:: Available records

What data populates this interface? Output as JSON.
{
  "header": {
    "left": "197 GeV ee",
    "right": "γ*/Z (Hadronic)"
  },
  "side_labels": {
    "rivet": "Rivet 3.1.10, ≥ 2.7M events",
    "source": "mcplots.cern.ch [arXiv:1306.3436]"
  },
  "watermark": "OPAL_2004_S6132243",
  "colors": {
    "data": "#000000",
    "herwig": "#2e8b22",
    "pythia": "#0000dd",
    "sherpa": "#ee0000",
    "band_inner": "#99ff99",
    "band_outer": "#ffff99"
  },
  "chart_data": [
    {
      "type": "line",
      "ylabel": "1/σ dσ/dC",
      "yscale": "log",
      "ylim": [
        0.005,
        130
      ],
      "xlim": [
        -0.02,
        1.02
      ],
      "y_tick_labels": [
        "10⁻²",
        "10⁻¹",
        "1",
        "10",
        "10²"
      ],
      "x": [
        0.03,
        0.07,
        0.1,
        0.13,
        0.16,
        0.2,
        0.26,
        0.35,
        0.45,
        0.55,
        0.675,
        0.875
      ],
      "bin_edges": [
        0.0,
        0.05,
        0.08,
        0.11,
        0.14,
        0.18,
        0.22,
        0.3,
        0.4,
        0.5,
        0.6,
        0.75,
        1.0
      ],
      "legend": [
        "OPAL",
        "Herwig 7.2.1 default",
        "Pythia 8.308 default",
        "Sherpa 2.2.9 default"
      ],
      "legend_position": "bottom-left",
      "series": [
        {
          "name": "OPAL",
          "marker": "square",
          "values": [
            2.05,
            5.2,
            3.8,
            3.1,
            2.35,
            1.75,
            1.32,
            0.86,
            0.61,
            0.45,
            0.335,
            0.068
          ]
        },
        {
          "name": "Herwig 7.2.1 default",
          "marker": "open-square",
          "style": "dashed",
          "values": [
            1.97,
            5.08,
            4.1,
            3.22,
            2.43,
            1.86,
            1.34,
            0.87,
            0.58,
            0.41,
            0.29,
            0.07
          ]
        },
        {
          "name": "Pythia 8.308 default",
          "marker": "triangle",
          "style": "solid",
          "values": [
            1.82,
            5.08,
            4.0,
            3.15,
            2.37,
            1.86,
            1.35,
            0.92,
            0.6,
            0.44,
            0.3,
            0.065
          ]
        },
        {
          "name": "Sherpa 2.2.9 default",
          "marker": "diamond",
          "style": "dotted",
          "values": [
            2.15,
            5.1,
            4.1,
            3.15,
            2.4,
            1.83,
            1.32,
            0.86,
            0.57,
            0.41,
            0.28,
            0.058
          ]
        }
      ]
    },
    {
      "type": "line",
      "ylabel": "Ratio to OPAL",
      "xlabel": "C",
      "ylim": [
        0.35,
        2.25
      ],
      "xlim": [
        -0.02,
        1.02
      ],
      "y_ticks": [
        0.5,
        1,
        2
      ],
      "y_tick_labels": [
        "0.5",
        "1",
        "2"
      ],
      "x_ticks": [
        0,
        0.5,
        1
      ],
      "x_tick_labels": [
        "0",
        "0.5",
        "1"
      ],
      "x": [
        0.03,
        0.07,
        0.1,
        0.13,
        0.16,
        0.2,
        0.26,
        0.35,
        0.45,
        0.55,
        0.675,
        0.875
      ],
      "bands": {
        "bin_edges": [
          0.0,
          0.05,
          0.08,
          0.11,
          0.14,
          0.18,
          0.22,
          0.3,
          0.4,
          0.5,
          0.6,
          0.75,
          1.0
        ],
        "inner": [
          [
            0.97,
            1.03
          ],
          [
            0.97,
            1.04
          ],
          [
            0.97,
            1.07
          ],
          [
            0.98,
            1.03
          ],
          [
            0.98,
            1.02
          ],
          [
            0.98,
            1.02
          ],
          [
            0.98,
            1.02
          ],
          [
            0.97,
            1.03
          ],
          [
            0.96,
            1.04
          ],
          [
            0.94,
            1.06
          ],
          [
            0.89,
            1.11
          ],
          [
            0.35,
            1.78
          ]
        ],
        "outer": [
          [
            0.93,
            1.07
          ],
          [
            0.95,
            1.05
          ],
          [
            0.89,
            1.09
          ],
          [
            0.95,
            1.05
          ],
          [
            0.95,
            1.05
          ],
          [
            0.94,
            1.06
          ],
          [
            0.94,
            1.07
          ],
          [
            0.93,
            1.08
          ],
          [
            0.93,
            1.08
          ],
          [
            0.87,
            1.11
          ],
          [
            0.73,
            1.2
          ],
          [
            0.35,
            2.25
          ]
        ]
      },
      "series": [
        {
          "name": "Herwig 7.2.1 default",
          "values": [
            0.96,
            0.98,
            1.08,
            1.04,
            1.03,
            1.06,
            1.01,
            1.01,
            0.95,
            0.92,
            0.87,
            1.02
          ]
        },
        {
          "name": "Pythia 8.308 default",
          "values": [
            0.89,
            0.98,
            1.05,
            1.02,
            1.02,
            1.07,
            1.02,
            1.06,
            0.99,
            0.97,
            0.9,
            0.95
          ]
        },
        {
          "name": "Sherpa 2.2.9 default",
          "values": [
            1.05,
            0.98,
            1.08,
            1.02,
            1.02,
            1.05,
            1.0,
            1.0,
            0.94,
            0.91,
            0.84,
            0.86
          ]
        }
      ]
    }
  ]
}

::::

**Work to be completed:** From the records above, pull out every line containing the word "left".

**Written answer:**
    "left": "197 GeV ee",
      "legend_position": "bottom-left",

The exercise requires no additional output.